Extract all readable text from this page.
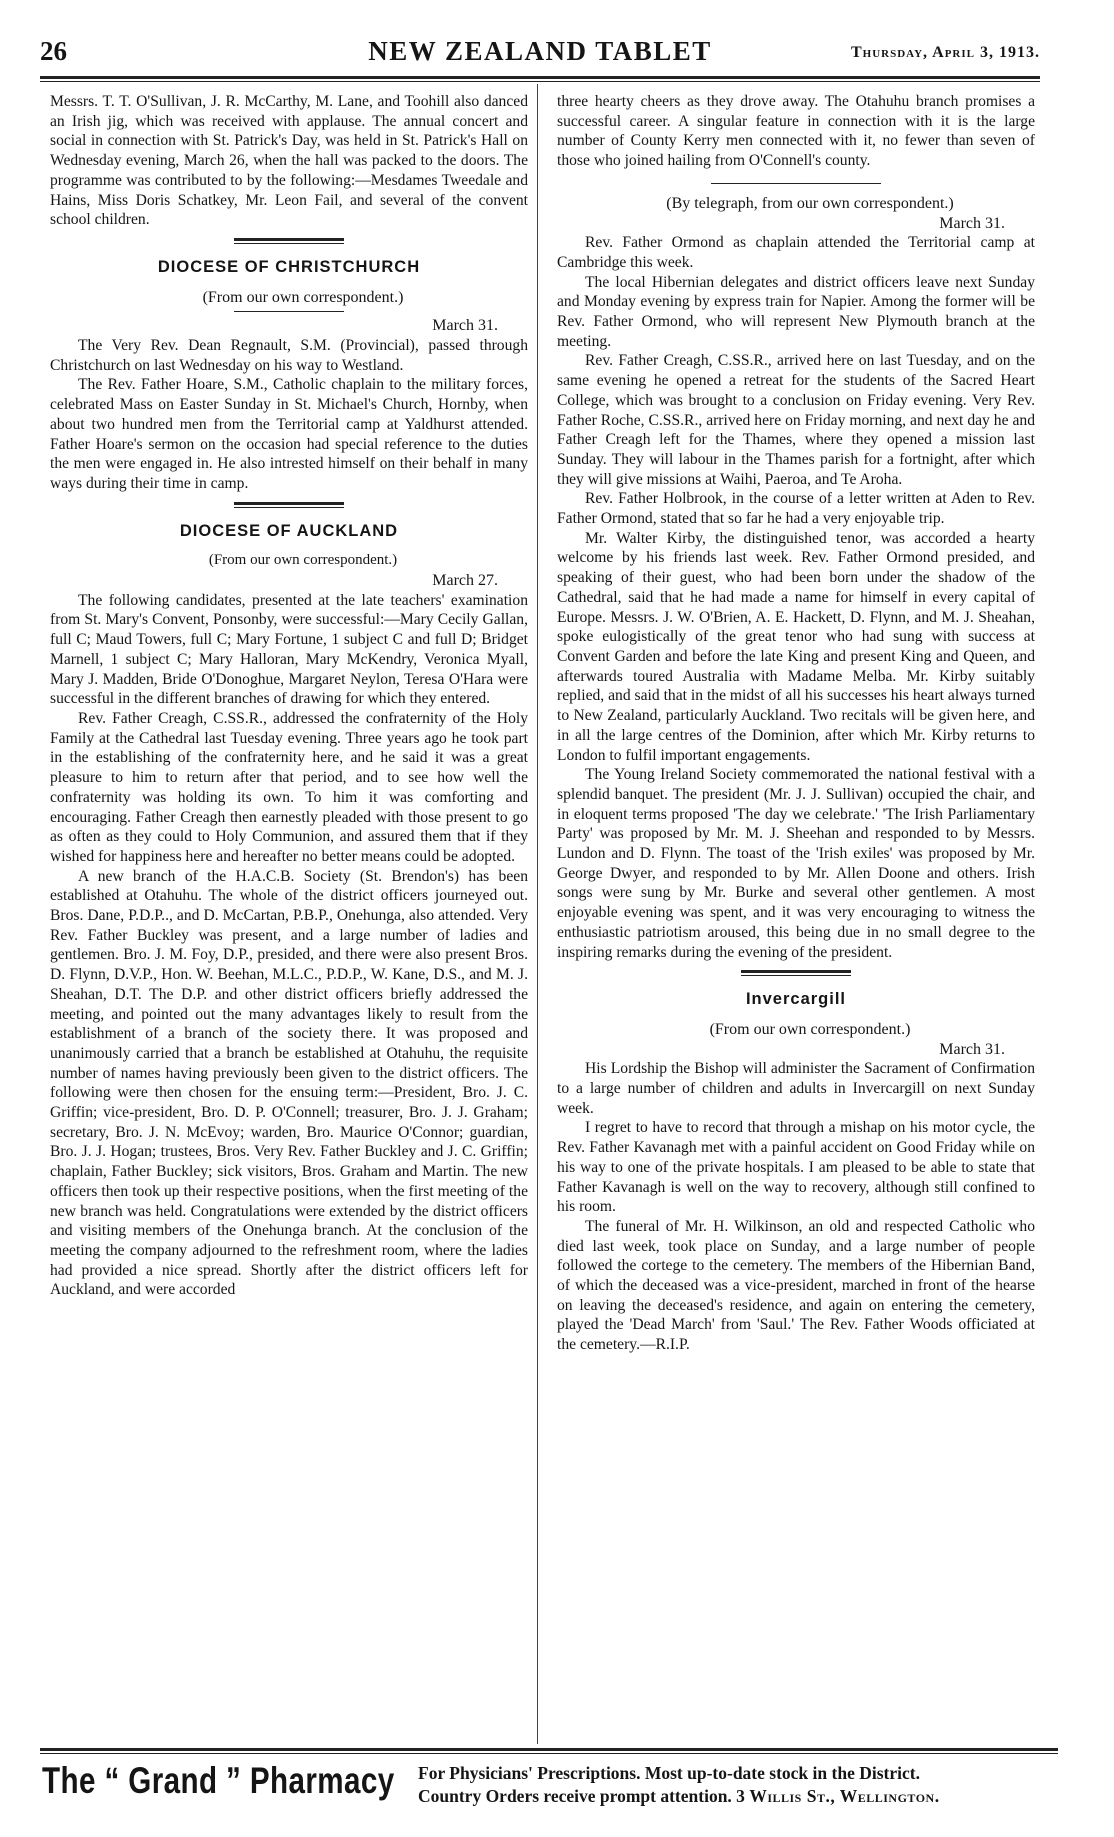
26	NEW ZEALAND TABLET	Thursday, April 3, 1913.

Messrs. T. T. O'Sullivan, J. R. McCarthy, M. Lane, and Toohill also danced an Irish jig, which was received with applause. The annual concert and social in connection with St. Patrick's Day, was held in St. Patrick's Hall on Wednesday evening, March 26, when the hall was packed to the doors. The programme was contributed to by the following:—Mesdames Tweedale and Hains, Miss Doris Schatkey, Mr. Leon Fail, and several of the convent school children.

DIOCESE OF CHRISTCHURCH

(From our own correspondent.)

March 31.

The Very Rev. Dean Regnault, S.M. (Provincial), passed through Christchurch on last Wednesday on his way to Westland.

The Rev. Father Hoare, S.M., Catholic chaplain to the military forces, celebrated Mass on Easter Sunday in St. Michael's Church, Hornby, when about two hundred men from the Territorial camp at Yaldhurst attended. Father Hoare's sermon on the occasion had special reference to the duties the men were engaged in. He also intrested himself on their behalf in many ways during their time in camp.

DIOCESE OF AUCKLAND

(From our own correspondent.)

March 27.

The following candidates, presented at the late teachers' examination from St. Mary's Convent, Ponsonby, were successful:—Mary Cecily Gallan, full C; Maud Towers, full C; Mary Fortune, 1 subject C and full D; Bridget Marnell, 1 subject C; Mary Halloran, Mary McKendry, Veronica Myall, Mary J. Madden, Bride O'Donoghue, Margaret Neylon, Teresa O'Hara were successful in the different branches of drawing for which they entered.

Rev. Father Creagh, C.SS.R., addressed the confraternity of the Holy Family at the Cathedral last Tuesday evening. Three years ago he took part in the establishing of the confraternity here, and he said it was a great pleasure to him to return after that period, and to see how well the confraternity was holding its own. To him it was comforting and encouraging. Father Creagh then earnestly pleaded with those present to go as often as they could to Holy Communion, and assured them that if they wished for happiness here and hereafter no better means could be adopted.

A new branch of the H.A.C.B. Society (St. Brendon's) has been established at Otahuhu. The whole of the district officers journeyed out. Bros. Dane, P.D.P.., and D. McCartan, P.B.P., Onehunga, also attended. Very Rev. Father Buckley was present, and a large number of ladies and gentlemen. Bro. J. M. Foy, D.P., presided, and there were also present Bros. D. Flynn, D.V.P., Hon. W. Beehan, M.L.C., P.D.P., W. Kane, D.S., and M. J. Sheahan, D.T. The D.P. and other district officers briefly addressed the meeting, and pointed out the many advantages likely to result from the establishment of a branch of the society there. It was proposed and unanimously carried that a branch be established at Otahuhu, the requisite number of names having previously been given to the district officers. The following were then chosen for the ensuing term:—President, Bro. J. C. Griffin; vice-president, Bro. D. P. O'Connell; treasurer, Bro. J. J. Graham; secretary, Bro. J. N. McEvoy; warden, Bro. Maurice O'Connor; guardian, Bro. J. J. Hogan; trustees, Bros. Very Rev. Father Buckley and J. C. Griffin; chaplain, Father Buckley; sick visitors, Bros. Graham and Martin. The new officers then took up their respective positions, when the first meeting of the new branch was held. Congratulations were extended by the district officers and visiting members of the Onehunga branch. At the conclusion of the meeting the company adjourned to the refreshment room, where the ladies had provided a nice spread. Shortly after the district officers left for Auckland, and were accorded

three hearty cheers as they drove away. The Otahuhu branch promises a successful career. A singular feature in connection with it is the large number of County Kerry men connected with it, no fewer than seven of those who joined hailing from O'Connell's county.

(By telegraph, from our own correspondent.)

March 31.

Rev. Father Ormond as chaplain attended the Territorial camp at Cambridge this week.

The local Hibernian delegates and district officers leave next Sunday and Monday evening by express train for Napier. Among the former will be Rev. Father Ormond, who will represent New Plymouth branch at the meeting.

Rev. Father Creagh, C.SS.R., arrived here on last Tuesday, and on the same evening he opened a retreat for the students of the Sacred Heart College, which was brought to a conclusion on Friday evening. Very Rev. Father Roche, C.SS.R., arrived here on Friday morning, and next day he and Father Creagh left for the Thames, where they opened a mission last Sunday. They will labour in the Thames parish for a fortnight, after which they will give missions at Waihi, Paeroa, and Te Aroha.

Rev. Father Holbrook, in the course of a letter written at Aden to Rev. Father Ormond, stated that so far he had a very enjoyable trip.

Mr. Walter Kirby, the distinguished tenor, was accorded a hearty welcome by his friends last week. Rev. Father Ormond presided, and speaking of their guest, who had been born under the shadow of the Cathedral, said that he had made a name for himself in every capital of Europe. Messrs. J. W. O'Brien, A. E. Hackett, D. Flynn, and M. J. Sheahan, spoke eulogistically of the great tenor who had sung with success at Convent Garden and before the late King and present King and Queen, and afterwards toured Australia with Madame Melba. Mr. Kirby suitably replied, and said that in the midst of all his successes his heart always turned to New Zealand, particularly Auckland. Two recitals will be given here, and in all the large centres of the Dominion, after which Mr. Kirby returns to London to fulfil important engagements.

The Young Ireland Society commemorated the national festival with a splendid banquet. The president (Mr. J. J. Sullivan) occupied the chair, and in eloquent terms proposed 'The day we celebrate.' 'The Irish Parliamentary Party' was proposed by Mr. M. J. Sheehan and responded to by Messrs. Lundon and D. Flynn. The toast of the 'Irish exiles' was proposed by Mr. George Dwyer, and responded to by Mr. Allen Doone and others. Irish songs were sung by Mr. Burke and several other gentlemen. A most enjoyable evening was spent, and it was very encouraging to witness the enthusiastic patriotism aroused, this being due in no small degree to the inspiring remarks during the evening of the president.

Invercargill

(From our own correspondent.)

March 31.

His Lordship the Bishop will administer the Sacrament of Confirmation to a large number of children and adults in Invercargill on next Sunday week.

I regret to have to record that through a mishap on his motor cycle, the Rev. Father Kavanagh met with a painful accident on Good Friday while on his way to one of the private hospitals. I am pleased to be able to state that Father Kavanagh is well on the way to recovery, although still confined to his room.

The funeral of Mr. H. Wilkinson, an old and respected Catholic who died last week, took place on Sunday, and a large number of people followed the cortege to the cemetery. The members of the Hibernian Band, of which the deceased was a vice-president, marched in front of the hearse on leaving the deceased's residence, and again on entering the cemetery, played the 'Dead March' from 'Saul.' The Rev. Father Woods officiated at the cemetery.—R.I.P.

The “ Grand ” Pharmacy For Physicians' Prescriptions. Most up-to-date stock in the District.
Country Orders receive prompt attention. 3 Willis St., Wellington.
--
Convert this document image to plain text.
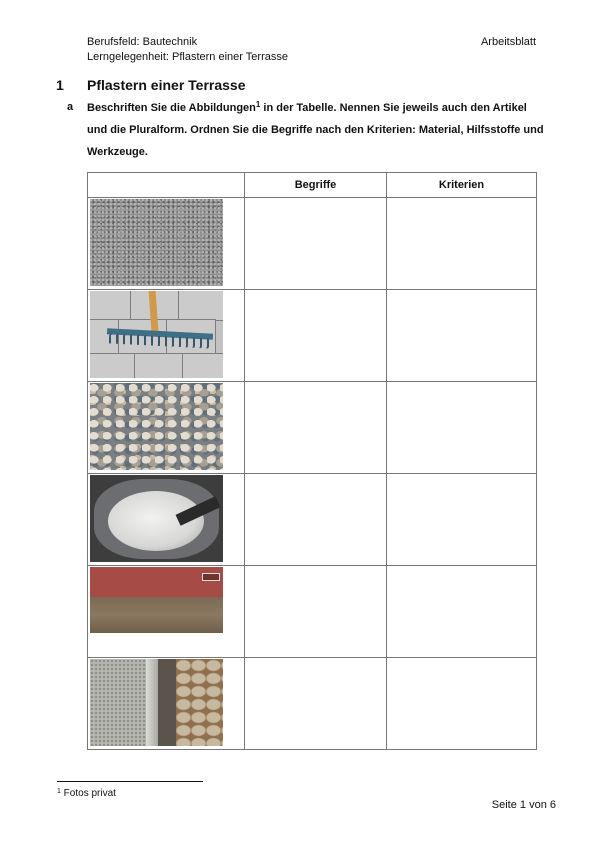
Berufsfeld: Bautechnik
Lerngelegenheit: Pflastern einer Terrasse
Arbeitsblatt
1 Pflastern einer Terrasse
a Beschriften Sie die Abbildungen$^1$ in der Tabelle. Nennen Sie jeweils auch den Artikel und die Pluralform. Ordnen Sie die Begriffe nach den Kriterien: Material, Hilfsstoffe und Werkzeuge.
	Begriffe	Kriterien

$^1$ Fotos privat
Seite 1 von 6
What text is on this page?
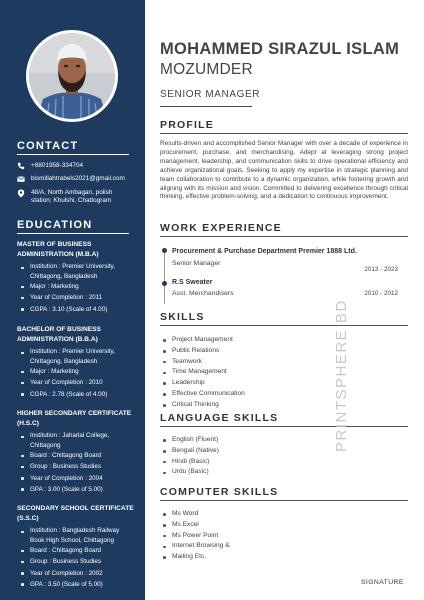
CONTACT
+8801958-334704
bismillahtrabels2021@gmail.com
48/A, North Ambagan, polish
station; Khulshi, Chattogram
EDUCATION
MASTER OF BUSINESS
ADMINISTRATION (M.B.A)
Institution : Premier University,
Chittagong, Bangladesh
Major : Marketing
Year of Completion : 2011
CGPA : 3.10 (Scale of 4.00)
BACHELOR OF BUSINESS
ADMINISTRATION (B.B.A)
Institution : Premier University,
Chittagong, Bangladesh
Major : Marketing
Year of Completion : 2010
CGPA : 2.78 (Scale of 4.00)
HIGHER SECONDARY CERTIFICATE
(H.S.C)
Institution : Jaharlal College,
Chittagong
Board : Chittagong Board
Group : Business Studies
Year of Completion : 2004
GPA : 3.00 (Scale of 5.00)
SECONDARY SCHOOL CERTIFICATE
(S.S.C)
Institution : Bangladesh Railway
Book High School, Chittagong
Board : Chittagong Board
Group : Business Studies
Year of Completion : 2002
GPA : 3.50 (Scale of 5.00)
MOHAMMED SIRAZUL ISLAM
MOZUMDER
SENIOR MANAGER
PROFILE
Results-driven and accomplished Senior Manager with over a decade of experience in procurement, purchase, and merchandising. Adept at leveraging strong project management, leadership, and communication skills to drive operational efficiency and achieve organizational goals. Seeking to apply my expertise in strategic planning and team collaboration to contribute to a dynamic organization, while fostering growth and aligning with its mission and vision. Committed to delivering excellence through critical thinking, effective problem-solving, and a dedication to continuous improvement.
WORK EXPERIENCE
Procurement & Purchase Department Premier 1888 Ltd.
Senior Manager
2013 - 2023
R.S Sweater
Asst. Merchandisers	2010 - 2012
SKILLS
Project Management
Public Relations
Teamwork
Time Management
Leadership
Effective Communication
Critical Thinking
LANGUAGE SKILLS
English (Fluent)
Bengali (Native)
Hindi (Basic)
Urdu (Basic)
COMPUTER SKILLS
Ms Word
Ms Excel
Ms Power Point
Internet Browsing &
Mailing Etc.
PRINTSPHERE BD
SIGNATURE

> **Requirement**: Copy out every line holding the string "ADMINISTRATION".

> **Result**:
ADMINISTRATION (M.B.A)
ADMINISTRATION (B.B.A)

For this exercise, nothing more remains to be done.